> _Data for this exercise_
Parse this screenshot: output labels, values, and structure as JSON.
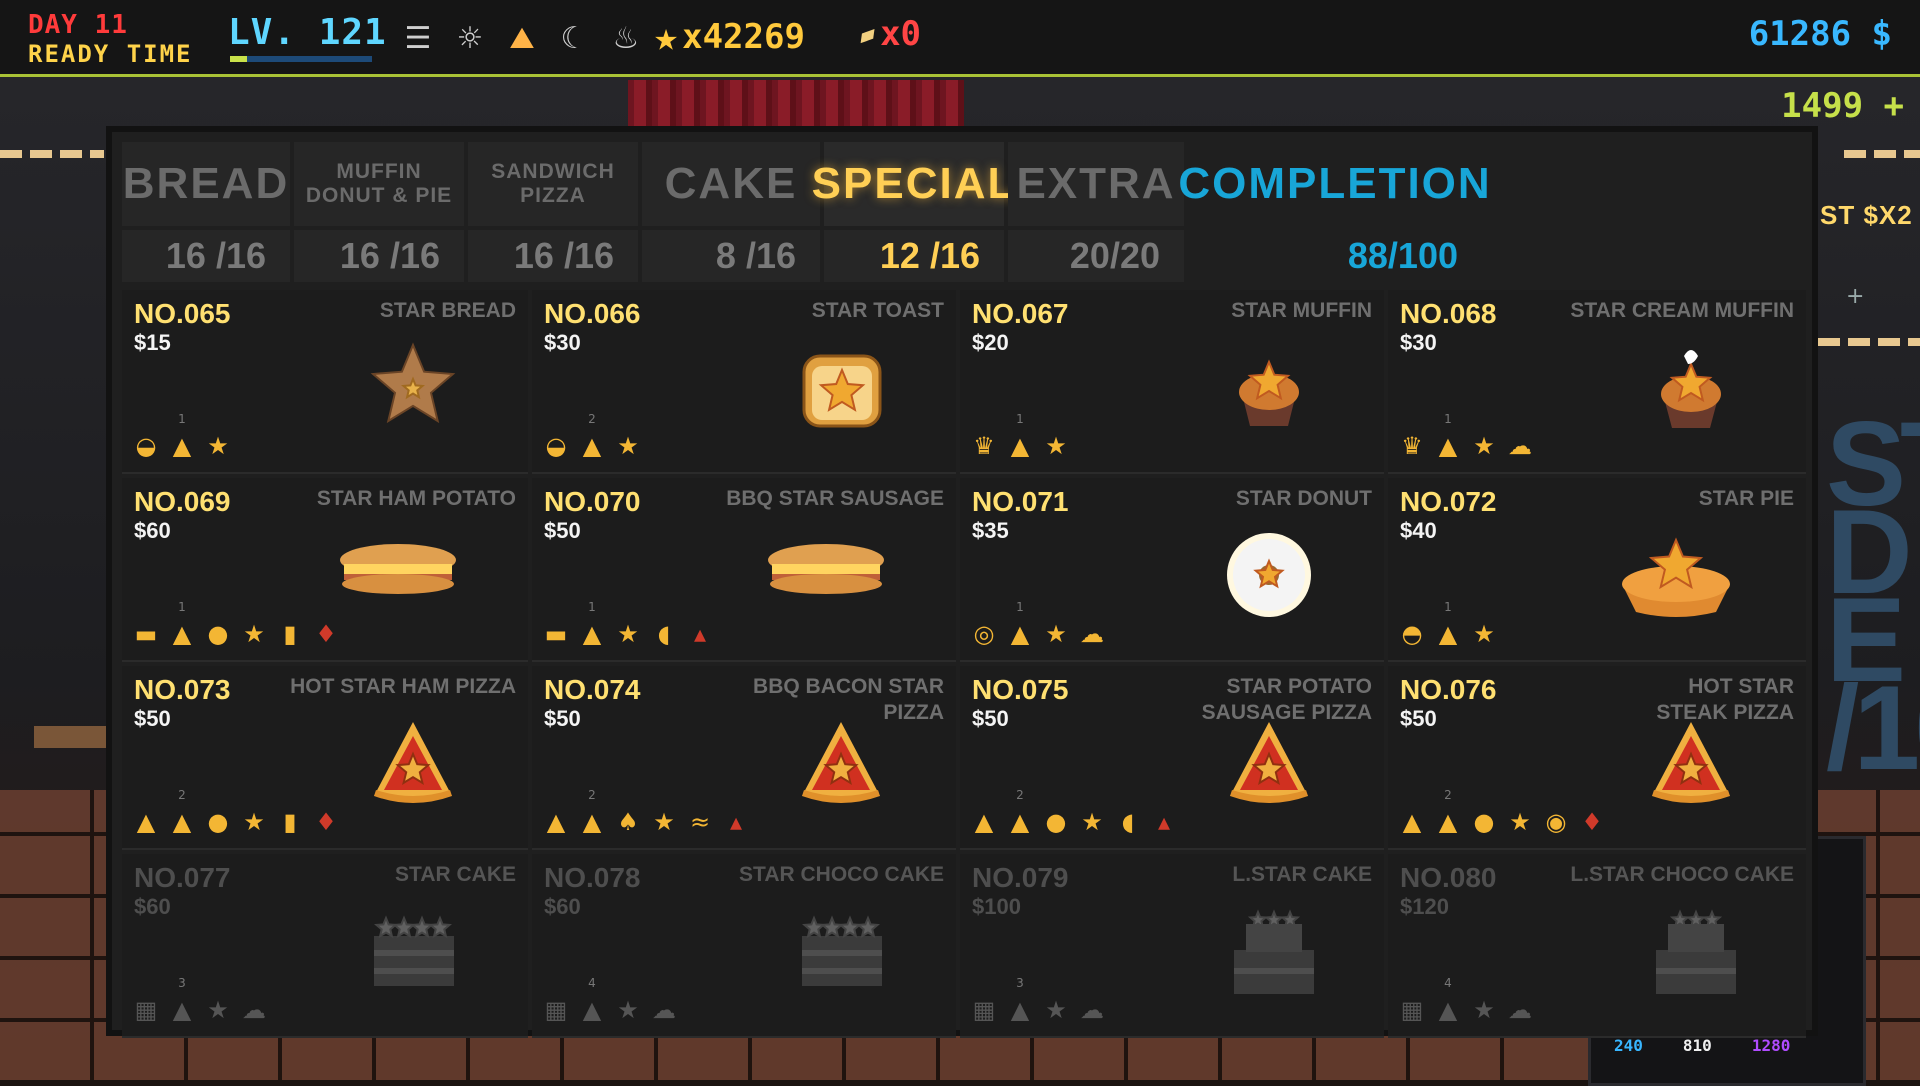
{
  "hud": {
    "day": "DAY 11",
    "phase": "READY TIME",
    "level": "LV. 121",
    "level_progress": 0.12,
    "time_icons": [
      "dawn-icon",
      "sun-icon",
      "sunset-icon",
      "moon-icon",
      "bowl-icon"
    ],
    "stars": "x42269",
    "tickets": "x0",
    "money": "61286 $",
    "subtotal": "1499 +"
  },
  "side": {
    "text": "ST $X2",
    "bottom_stats": [
      "240",
      "810",
      "1280"
    ]
  },
  "tabs": [
    {
      "label": "BREAD",
      "count": "16 /16"
    },
    {
      "label": "MUFFIN\nDONUT & PIE",
      "count": "16 /16"
    },
    {
      "label": "SANDWICH\nPIZZA",
      "count": "16 /16"
    },
    {
      "label": "CAKE",
      "count": "8 /16"
    },
    {
      "label": "SPECIAL",
      "count": "12 /16",
      "active": true
    },
    {
      "label": "EXTRA",
      "count": "20/20"
    },
    {
      "label": "COMPLETION",
      "count": "88/100"
    }
  ],
  "recipes": [
    {
      "no": "NO.065",
      "price": "$15",
      "name": "STAR BREAD",
      "dish": "star",
      "ingredients": [
        "bread",
        "dough:1",
        "star"
      ]
    },
    {
      "no": "NO.066",
      "price": "$30",
      "name": "STAR TOAST",
      "dish": "toast",
      "ingredients": [
        "bread",
        "dough:2",
        "star"
      ]
    },
    {
      "no": "NO.067",
      "price": "$20",
      "name": "STAR MUFFIN",
      "dish": "muffin",
      "ingredients": [
        "muffin",
        "dough:1",
        "star"
      ]
    },
    {
      "no": "NO.068",
      "price": "$30",
      "name": "STAR CREAM MUFFIN",
      "dish": "cream-muffin",
      "ingredients": [
        "muffin",
        "dough:1",
        "star",
        "cream"
      ]
    },
    {
      "no": "NO.069",
      "price": "$60",
      "name": "STAR HAM POTATO",
      "dish": "sandwich",
      "ingredients": [
        "bun",
        "dough:1",
        "potato",
        "star",
        "ham",
        "sauce"
      ]
    },
    {
      "no": "NO.070",
      "price": "$50",
      "name": "BBQ STAR SAUSAGE",
      "dish": "sandwich",
      "ingredients": [
        "bun",
        "dough:1",
        "star",
        "sausage",
        "bbq"
      ]
    },
    {
      "no": "NO.071",
      "price": "$35",
      "name": "STAR DONUT",
      "dish": "donut",
      "ingredients": [
        "donut",
        "dough:1",
        "star",
        "cream"
      ]
    },
    {
      "no": "NO.072",
      "price": "$40",
      "name": "STAR PIE",
      "dish": "pie",
      "ingredients": [
        "pie",
        "dough:1",
        "star"
      ]
    },
    {
      "no": "NO.073",
      "price": "$50",
      "name": "HOT STAR HAM PIZZA",
      "dish": "pizza",
      "ingredients": [
        "crust",
        "dough:2",
        "cheese",
        "star",
        "ham",
        "sauce"
      ]
    },
    {
      "no": "NO.074",
      "price": "$50",
      "name": "BBQ BACON STAR\nPIZZA",
      "dish": "pizza",
      "ingredients": [
        "crust",
        "dough:2",
        "mushroom",
        "star",
        "bacon",
        "bbq"
      ]
    },
    {
      "no": "NO.075",
      "price": "$50",
      "name": "STAR POTATO\nSAUSAGE PIZZA",
      "dish": "pizza",
      "ingredients": [
        "crust",
        "dough:2",
        "potato",
        "star",
        "sausage",
        "bbq"
      ]
    },
    {
      "no": "NO.076",
      "price": "$50",
      "name": "HOT STAR\nSTEAK PIZZA",
      "dish": "pizza",
      "ingredients": [
        "crust",
        "dough:2",
        "potato",
        "star",
        "steak",
        "sauce"
      ]
    },
    {
      "no": "NO.077",
      "price": "$60",
      "name": "STAR CAKE",
      "dish": "cake",
      "locked": true,
      "ingredients": [
        "cake",
        "dough:3",
        "star",
        "cream"
      ]
    },
    {
      "no": "NO.078",
      "price": "$60",
      "name": "STAR CHOCO CAKE",
      "dish": "cake",
      "locked": true,
      "ingredients": [
        "cake",
        "dough:4",
        "star",
        "cream"
      ]
    },
    {
      "no": "NO.079",
      "price": "$100",
      "name": "L.STAR CAKE",
      "dish": "big-cake",
      "locked": true,
      "ingredients": [
        "cake",
        "dough:3",
        "star",
        "cream"
      ]
    },
    {
      "no": "NO.080",
      "price": "$120",
      "name": "L.STAR CHOCO CAKE",
      "dish": "big-cake",
      "locked": true,
      "ingredients": [
        "cake",
        "dough:4",
        "star",
        "cream"
      ]
    }
  ]
}
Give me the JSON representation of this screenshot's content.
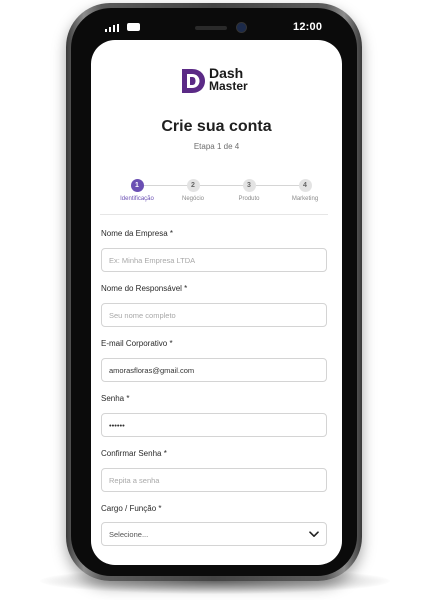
{
  "status_bar": {
    "time": "12:00"
  },
  "brand": {
    "line1": "Dash",
    "line2": "Master",
    "accent": "#5b2a86"
  },
  "header": {
    "title": "Crie sua conta",
    "step_text": "Etapa 1 de 4"
  },
  "stepper": {
    "steps": [
      {
        "number": "1",
        "label": "Identificação",
        "active": true
      },
      {
        "number": "2",
        "label": "Negócio",
        "active": false
      },
      {
        "number": "3",
        "label": "Produto",
        "active": false
      },
      {
        "number": "4",
        "label": "Marketing",
        "active": false
      }
    ],
    "active_color": "#6a4fb3"
  },
  "form": {
    "company": {
      "label": "Nome da Empresa *",
      "placeholder": "Ex: Minha Empresa LTDA",
      "value": ""
    },
    "responsible": {
      "label": "Nome do Responsável *",
      "placeholder": "Seu nome completo",
      "value": ""
    },
    "email": {
      "label": "E-mail Corporativo *",
      "placeholder": "",
      "value": "amorasfloras@gmail.com"
    },
    "password": {
      "label": "Senha *",
      "value": "••••••"
    },
    "confirm_password": {
      "label": "Confirmar Senha *",
      "placeholder": "Repita a senha",
      "value": ""
    },
    "role": {
      "label": "Cargo / Função *",
      "selected": "Selecione...",
      "icon": "chevron-down-icon"
    }
  }
}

> _Exercise instructions_
Where a line above contains the word "Empresa", copy that line.

> _Output for this task_
      "label": "Nome da Empresa *",
      "placeholder": "Ex: Minha Empresa LTDA",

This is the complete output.